*ITEMS*.

►

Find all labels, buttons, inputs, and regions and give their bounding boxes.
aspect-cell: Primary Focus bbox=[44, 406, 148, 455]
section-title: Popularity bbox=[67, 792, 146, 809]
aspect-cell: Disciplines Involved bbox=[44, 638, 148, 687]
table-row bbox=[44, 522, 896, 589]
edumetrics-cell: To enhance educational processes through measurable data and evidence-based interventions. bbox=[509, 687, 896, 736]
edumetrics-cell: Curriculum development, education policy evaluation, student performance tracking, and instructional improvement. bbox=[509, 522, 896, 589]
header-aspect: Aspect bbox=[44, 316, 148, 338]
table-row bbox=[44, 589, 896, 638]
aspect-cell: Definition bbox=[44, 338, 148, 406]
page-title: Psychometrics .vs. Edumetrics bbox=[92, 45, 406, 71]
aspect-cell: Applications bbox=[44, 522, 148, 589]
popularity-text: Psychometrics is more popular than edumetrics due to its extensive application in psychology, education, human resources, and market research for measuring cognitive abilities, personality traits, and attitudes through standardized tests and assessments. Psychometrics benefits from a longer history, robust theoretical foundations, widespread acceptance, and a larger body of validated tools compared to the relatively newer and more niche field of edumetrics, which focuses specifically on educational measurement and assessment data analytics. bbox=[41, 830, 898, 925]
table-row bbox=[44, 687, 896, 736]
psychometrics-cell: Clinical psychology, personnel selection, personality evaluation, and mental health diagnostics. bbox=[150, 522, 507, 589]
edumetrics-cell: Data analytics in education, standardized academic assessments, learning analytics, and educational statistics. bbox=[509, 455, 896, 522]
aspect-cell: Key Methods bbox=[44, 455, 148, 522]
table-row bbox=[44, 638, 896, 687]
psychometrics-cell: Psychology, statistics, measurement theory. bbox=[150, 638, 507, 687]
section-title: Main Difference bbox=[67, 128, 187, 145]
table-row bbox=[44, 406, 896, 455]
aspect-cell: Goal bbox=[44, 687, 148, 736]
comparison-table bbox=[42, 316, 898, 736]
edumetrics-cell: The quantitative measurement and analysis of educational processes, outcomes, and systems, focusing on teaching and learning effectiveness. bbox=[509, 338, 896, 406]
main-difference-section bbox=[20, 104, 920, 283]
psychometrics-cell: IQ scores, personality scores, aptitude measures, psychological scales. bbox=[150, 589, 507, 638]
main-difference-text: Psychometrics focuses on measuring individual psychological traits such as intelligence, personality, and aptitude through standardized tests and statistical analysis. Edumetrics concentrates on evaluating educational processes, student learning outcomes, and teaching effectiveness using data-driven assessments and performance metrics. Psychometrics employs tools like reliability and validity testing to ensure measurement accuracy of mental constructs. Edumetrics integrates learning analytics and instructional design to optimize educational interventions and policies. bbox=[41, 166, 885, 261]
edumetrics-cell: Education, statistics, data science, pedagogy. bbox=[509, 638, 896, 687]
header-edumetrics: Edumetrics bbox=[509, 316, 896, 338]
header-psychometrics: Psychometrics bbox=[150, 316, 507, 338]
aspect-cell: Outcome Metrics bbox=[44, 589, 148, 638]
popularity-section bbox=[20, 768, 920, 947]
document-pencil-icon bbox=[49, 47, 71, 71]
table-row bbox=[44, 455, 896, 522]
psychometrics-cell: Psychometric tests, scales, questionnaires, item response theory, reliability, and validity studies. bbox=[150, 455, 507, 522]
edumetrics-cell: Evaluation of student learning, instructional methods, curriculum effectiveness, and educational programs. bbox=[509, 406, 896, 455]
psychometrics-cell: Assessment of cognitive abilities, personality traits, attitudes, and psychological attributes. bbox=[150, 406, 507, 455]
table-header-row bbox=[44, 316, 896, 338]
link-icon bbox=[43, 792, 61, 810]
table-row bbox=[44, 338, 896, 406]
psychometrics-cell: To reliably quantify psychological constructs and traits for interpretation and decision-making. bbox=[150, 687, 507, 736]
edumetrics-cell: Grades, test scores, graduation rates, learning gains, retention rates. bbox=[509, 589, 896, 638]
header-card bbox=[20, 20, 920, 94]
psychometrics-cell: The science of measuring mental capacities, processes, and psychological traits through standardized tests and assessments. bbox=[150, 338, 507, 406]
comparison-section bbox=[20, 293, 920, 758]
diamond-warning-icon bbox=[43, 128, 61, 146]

◄

*WORK TO BE COMPLETED*.
Copy out word for word everything from the first line of the entries down to the line that contains "table-row bbox=[44, 522, 896, 589]", with both of those lines included.

*THE OUTPUT*.
Find all labels, buttons, inputs, and regions and give their bounding boxes.
aspect-cell: Primary Focus bbox=[44, 406, 148, 455]
section-title: Popularity bbox=[67, 792, 146, 809]
aspect-cell: Disciplines Involved bbox=[44, 638, 148, 687]
table-row bbox=[44, 522, 896, 589]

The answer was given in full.